(Prompt): Tell how many lines in the data below include the word "Release". The answer is the number only.

(Items from a figure collection)
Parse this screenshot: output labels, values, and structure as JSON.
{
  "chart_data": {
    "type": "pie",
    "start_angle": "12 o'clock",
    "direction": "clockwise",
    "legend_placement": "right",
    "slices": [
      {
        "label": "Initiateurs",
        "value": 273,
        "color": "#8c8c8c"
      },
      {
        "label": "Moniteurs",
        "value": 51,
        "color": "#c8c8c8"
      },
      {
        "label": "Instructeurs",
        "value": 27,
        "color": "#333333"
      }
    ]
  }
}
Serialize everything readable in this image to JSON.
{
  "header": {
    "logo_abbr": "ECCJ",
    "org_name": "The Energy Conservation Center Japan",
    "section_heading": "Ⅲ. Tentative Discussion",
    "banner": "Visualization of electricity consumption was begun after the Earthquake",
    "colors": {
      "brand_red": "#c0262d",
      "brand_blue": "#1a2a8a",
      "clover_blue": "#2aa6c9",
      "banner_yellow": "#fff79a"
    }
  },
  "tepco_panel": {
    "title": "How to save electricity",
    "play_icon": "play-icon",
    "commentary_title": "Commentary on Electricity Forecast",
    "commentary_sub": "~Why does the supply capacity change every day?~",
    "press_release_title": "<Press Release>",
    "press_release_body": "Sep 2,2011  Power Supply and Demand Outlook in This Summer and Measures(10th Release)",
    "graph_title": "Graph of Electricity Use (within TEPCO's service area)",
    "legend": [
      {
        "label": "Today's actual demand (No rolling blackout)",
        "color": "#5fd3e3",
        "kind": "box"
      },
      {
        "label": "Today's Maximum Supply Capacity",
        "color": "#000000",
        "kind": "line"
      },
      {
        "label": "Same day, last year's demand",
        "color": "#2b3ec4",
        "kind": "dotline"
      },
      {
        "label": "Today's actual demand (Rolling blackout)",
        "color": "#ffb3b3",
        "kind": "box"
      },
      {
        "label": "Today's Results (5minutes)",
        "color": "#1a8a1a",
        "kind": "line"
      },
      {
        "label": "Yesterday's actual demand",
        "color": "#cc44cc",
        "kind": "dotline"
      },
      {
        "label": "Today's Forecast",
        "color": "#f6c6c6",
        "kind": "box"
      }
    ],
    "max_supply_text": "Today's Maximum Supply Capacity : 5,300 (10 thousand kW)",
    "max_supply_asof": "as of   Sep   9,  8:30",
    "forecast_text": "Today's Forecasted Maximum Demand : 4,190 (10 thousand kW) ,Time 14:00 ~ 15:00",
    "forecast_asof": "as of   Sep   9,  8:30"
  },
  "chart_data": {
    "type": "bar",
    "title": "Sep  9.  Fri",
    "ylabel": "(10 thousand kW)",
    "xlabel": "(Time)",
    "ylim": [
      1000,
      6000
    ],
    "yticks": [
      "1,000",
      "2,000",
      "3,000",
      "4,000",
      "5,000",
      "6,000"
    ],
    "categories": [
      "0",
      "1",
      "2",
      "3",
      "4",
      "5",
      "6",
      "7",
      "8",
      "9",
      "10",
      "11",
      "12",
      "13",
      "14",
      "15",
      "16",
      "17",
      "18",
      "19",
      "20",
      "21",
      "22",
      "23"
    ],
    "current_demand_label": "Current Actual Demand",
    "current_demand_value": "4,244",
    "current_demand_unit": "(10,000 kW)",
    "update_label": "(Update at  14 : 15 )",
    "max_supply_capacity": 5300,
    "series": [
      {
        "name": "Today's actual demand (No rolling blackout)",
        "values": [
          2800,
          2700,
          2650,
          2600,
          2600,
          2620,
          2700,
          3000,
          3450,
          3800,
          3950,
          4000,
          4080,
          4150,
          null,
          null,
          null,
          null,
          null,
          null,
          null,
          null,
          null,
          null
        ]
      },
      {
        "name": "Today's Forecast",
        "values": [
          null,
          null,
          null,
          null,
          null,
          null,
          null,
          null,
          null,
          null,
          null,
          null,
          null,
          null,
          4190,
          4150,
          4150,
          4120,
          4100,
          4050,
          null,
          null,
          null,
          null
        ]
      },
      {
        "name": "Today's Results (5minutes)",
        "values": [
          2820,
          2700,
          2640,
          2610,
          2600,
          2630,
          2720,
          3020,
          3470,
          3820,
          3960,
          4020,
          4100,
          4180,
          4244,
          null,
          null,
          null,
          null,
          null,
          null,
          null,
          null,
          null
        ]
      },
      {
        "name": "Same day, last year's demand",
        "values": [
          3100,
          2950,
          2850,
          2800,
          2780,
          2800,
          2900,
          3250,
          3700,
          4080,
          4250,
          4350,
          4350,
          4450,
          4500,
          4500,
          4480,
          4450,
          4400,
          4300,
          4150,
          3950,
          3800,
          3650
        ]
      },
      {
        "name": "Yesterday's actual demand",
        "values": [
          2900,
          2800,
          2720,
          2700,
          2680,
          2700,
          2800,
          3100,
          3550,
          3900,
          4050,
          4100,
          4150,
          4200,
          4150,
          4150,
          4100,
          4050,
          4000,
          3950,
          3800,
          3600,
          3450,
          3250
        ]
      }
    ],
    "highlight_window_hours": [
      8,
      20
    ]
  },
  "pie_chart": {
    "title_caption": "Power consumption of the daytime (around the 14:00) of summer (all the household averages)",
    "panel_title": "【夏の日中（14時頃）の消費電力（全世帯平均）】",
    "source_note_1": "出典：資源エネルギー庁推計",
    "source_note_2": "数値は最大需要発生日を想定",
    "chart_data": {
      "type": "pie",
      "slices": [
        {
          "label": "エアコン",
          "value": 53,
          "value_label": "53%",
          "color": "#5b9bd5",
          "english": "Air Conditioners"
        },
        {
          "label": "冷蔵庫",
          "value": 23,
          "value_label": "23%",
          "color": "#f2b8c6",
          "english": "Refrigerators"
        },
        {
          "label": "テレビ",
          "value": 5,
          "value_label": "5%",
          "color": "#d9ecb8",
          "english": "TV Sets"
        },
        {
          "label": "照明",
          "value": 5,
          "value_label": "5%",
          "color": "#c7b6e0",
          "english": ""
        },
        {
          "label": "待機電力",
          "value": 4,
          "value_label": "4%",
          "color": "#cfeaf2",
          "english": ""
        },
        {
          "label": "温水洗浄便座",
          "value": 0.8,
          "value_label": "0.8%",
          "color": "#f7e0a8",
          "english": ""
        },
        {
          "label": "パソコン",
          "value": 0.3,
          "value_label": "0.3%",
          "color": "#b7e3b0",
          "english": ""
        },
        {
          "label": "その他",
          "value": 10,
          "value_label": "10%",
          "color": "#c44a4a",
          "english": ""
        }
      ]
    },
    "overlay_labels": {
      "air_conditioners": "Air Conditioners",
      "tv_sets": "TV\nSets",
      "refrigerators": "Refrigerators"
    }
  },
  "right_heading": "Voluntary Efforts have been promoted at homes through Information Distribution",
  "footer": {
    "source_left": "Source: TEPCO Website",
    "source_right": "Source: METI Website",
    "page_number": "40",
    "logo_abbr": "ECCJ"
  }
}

(Task answer): 2